§ **STATED TASK**:
Update the material by replacing every "y-tick-label" with "y-axis-tick" and leaving all else unchanged. Leave the pictures out of your answer.

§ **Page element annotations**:
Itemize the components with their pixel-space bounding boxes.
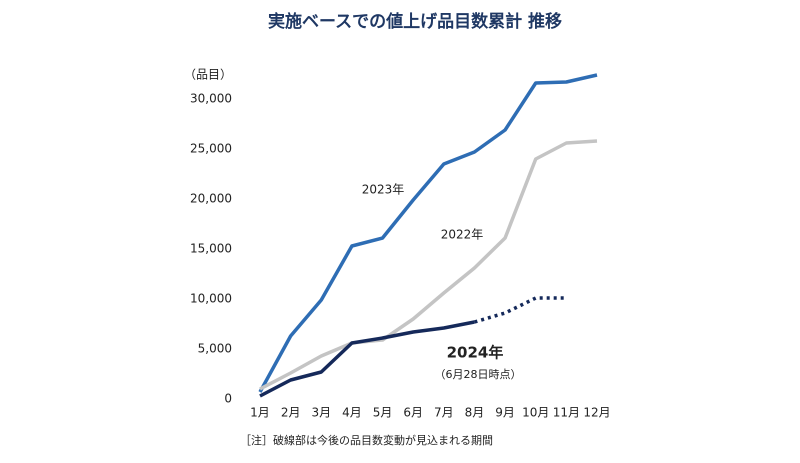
x-tick-label: 3月 (311, 406, 331, 420)
x-tick-label: 12月 (583, 406, 610, 420)
y-axis-label: （品目） (184, 68, 232, 82)
x-tick-label: 9月 (495, 406, 515, 420)
x-tick-label: 5月 (373, 406, 393, 420)
series-line-dashed (473, 296, 567, 324)
series-line (258, 73, 598, 393)
series-line (259, 139, 598, 391)
series-annotation: （6月28日時点） (435, 368, 522, 381)
y-tick-label: 15,000 (190, 242, 232, 256)
y-tick-label: 5,000 (198, 342, 232, 356)
series-line (259, 320, 475, 398)
series-label: 2024年 (447, 344, 504, 362)
x-tick-label: 6月 (403, 406, 423, 420)
x-tick-label: 11月 (553, 406, 580, 420)
chart-title: 実施ベースでの値上げ品目数累計 推移 (268, 11, 562, 32)
note: ［注］破線部は今後の品目数変動が見込まれる期間 (240, 433, 493, 447)
y-tick-label: 20,000 (190, 192, 232, 206)
series-label: 2023年 (362, 183, 405, 197)
y-tick-label: 25,000 (190, 142, 232, 156)
x-tick-label: 2月 (281, 406, 301, 420)
y-tick-label: 10,000 (190, 292, 232, 306)
x-tick-label: 10月 (522, 406, 549, 420)
series-label: 2022年 (441, 228, 484, 242)
x-tick-label: 7月 (434, 406, 454, 420)
x-tick-label: 1月 (250, 406, 270, 420)
x-tick-label: 4月 (342, 406, 362, 420)
y-tick-label: 30,000 (190, 92, 232, 106)
x-tick-label: 8月 (465, 406, 485, 420)
y-tick-label: 0 (224, 392, 232, 406)
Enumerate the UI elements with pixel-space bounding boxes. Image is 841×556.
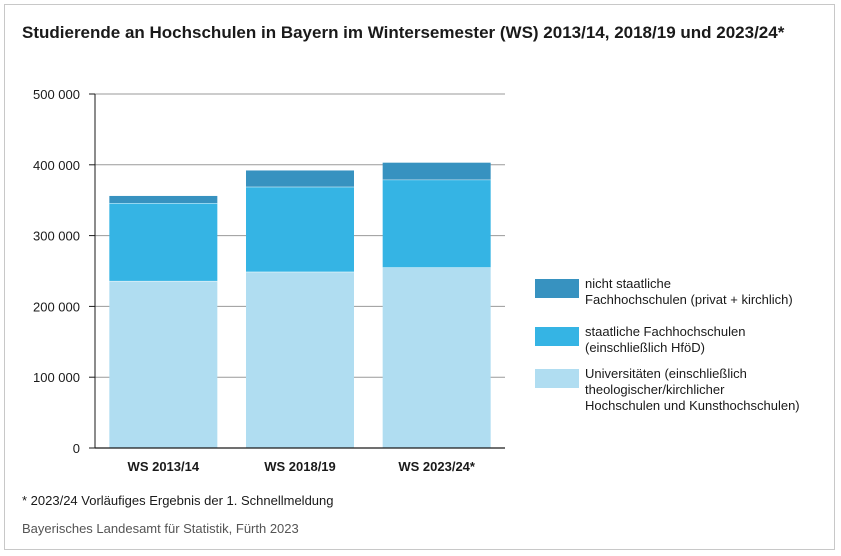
legend-label-line: theologischer/kirchlicher (585, 382, 725, 397)
y-tick-label: 500 000 (33, 87, 80, 102)
bar-segment (109, 280, 218, 448)
legend-label-line: nicht staatliche (585, 276, 671, 291)
legend-item: staatliche Fachhochschulen (einschließlic… (535, 324, 745, 356)
legend-label: Universitäten (einschließlich theologisch… (585, 366, 800, 414)
y-tick-label: 300 000 (33, 229, 80, 244)
legend-label-line: Fachhochschulen (privat + kirchlich) (585, 292, 793, 307)
legend-label: staatliche Fachhochschulen (einschließlic… (585, 324, 745, 356)
x-category-label: WS 2023/24* (398, 459, 476, 474)
legend-label-line: Universitäten (einschließlich (585, 366, 747, 381)
bar-segment (246, 271, 354, 448)
legend-label-line: staatliche Fachhochschulen (585, 324, 746, 339)
legend-label: nicht staatliche Fachhochschulen (privat … (585, 276, 793, 308)
legend-label-line: (einschließlich HföD) (585, 340, 705, 355)
y-tick-label: 100 000 (33, 370, 80, 385)
legend-item: Universitäten (einschließlich theologisch… (535, 366, 800, 414)
bar-segment (382, 162, 491, 180)
bar-segment (382, 179, 491, 268)
x-category-label: WS 2013/14 (128, 459, 200, 474)
legend-item: nicht staatliche Fachhochschulen (privat … (535, 276, 793, 308)
chart-title: Studierende an Hochschulen in Bayern im … (22, 23, 785, 42)
y-tick-label: 400 000 (33, 158, 80, 173)
source-note: Bayerisches Landesamt für Statistik, Für… (22, 521, 299, 536)
bar-segment (382, 267, 491, 448)
bar-segment (109, 195, 218, 204)
y-tick-label: 200 000 (33, 299, 80, 314)
bar-segment (246, 170, 354, 187)
x-category-label: WS 2018/19 (264, 459, 336, 474)
legend-swatch (535, 369, 579, 388)
y-tick-label: 0 (73, 441, 80, 456)
legend-label-line: Hochschulen und Kunsthochschulen) (585, 398, 800, 413)
legend-swatch (535, 279, 579, 298)
footnote: * 2023/24 Vorläufiges Ergebnis der 1. Sc… (22, 493, 334, 508)
bar-segment (109, 203, 218, 281)
bar-segment (246, 186, 354, 272)
legend-swatch (535, 327, 579, 346)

§ **SOLUTION**:
Itemize the components with their pixel-space bounding boxes.
x-tick-label: 3月 (311, 406, 331, 420)
x-tick-label: 12月 (583, 406, 610, 420)
y-axis-label: （品目） (184, 68, 232, 82)
x-tick-label: 9月 (495, 406, 515, 420)
x-tick-label: 5月 (373, 406, 393, 420)
series-line-dashed (473, 296, 567, 324)
series-line (258, 73, 598, 393)
series-line (259, 139, 598, 391)
series-annotation: （6月28日時点） (435, 368, 522, 381)
y-axis-tick: 15,000 (190, 242, 232, 256)
y-axis-tick: 5,000 (198, 342, 232, 356)
series-line (259, 320, 475, 398)
series-label: 2024年 (447, 344, 504, 362)
x-tick-label: 6月 (403, 406, 423, 420)
x-tick-label: 11月 (553, 406, 580, 420)
chart-title: 実施ベースでの値上げ品目数累計 推移 (268, 11, 562, 32)
note: ［注］破線部は今後の品目数変動が見込まれる期間 (240, 433, 493, 447)
y-axis-tick: 20,000 (190, 192, 232, 206)
series-label: 2023年 (362, 183, 405, 197)
y-axis-tick: 25,000 (190, 142, 232, 156)
x-tick-label: 2月 (281, 406, 301, 420)
y-axis-tick: 10,000 (190, 292, 232, 306)
x-tick-label: 10月 (522, 406, 549, 420)
series-label: 2022年 (441, 228, 484, 242)
x-tick-label: 7月 (434, 406, 454, 420)
x-tick-label: 1月 (250, 406, 270, 420)
x-tick-label: 4月 (342, 406, 362, 420)
y-axis-tick: 30,000 (190, 92, 232, 106)
x-tick-label: 8月 (465, 406, 485, 420)
y-axis-tick: 0 (224, 392, 232, 406)
Enumerate the UI elements with pixel-space bounding boxes. Image is 841×556.
legend-label-line: theologischer/kirchlicher (585, 382, 725, 397)
y-axis-tick: 500 000 (33, 87, 80, 102)
bar-segment (109, 280, 218, 448)
legend-label-line: nicht staatliche (585, 276, 671, 291)
legend-item: staatliche Fachhochschulen (einschließlic… (535, 324, 745, 356)
legend-label: Universitäten (einschließlich theologisch… (585, 366, 800, 414)
y-axis-tick: 300 000 (33, 229, 80, 244)
legend-label-line: Fachhochschulen (privat + kirchlich) (585, 292, 793, 307)
legend-label: staatliche Fachhochschulen (einschließlic… (585, 324, 745, 356)
x-category-label: WS 2023/24* (398, 459, 476, 474)
legend-label-line: Universitäten (einschließlich (585, 366, 747, 381)
bar-segment (246, 271, 354, 448)
legend-label-line: staatliche Fachhochschulen (585, 324, 746, 339)
legend-label: nicht staatliche Fachhochschulen (privat … (585, 276, 793, 308)
legend-label-line: (einschließlich HföD) (585, 340, 705, 355)
y-axis-tick: 100 000 (33, 370, 80, 385)
legend-item: Universitäten (einschließlich theologisch… (535, 366, 800, 414)
bar-segment (382, 162, 491, 180)
bar-segment (382, 179, 491, 268)
x-category-label: WS 2013/14 (128, 459, 200, 474)
legend-item: nicht staatliche Fachhochschulen (privat … (535, 276, 793, 308)
chart-title: Studierende an Hochschulen in Bayern im … (22, 23, 785, 42)
y-axis-tick: 400 000 (33, 158, 80, 173)
source-note: Bayerisches Landesamt für Statistik, Für… (22, 521, 299, 536)
bar-segment (382, 267, 491, 448)
bar-segment (109, 195, 218, 204)
y-axis-tick: 200 000 (33, 299, 80, 314)
bar-segment (246, 170, 354, 187)
x-category-label: WS 2018/19 (264, 459, 336, 474)
legend-swatch (535, 369, 579, 388)
y-axis-tick: 0 (73, 441, 80, 456)
legend-label-line: Hochschulen und Kunsthochschulen) (585, 398, 800, 413)
legend-swatch (535, 279, 579, 298)
footnote: * 2023/24 Vorläufiges Ergebnis der 1. Sc… (22, 493, 334, 508)
bar-segment (109, 203, 218, 281)
bar-segment (246, 186, 354, 272)
legend-swatch (535, 327, 579, 346)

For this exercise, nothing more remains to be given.